▶ [Written request]
Each record must be retyped in full. No character may differ.

▶ [Input rows]
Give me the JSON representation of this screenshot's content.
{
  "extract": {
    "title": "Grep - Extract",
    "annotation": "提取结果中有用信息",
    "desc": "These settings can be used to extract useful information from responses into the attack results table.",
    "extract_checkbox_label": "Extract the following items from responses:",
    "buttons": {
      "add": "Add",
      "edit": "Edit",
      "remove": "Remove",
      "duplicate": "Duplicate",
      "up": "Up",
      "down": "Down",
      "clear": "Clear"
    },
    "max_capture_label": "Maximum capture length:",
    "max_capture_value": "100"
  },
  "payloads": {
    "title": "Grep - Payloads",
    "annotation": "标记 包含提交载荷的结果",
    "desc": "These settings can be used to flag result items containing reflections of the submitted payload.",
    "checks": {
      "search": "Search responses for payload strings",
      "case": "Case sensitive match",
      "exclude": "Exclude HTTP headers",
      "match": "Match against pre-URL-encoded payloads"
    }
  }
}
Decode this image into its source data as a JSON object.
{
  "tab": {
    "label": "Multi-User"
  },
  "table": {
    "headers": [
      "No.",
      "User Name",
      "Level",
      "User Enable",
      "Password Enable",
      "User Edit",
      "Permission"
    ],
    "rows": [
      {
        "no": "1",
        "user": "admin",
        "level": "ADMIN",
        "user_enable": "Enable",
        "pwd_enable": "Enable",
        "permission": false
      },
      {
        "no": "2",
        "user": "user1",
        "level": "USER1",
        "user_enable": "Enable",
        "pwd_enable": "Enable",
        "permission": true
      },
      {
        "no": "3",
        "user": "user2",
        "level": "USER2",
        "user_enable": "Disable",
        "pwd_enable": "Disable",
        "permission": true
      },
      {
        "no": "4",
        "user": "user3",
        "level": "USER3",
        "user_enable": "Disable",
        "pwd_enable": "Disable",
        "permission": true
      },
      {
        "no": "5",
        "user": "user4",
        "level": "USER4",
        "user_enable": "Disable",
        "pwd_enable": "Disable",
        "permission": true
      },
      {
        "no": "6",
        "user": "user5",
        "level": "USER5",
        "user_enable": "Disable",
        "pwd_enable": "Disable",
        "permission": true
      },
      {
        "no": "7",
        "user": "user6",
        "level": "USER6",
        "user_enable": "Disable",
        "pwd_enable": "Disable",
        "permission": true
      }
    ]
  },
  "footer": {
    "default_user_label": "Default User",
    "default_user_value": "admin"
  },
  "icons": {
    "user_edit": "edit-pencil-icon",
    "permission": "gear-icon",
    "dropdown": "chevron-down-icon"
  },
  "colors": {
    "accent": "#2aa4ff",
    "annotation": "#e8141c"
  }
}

▶ [Task output]
Give me the JSON representation of this screenshot's content.
{
  "extract": {
    "title": "Grep - Extract",
    "annotation": "提取结果中有用信息",
    "desc": "These settings can be used to extract useful information from responses into the attack results table.",
    "extract_checkbox_label": "Extract the following items from responses:",
    "buttons": {
      "add": "Add",
      "edit": "Edit",
      "remove": "Remove",
      "duplicate": "Duplicate",
      "up": "Up",
      "down": "Down",
      "clear": "Clear"
    },
    "max_capture_label": "Maximum capture length:",
    "max_capture_value": "100"
  },
  "payloads": {
    "title": "Grep - Payloads",
    "annotation": "标记 包含提交载荷的结果",
    "desc": "These settings can be used to flag result items containing reflections of the submitted payload.",
    "checks": {
      "search": "Search responses for payload strings",
      "case": "Case sensitive match",
      "exclude": "Exclude HTTP headers",
      "match": "Match against pre-URL-encoded payloads"
    }
  }
}
Decode this image into its source data as a JSON object.
{
  "tab": {
    "label": "Multi-User"
  },
  "table": {
    "headers": [
      "No.",
      "User Name",
      "Level",
      "User Enable",
      "Password Enable",
      "User Edit",
      "Permission"
    ],
    "rows": [
      {
        "no": "1",
        "user": "admin",
        "level": "ADMIN",
        "user_enable": "Enable",
        "pwd_enable": "Enable",
        "permission": false
      },
      {
        "no": "2",
        "user": "user1",
        "level": "USER1",
        "user_enable": "Enable",
        "pwd_enable": "Enable",
        "permission": true
      },
      {
        "no": "3",
        "user": "user2",
        "level": "USER2",
        "user_enable": "Disable",
        "pwd_enable": "Disable",
        "permission": true
      },
      {
        "no": "4",
        "user": "user3",
        "level": "USER3",
        "user_enable": "Disable",
        "pwd_enable": "Disable",
        "permission": true
      },
      {
        "no": "5",
        "user": "user4",
        "level": "USER4",
        "user_enable": "Disable",
        "pwd_enable": "Disable",
        "permission": true
      },
      {
        "no": "6",
        "user": "user5",
        "level": "USER5",
        "user_enable": "Disable",
        "pwd_enable": "Disable",
        "permission": true
      },
      {
        "no": "7",
        "user": "user6",
        "level": "USER6",
        "user_enable": "Disable",
        "pwd_enable": "Disable",
        "permission": true
      }
    ]
  },
  "footer": {
    "default_user_label": "Default User",
    "default_user_value": "admin"
  },
  "icons": {
    "user_edit": "edit-pencil-icon",
    "permission": "gear-icon",
    "dropdown": "chevron-down-icon"
  },
  "colors": {
    "accent": "#2aa4ff",
    "annotation": "#e8141c"
  }
}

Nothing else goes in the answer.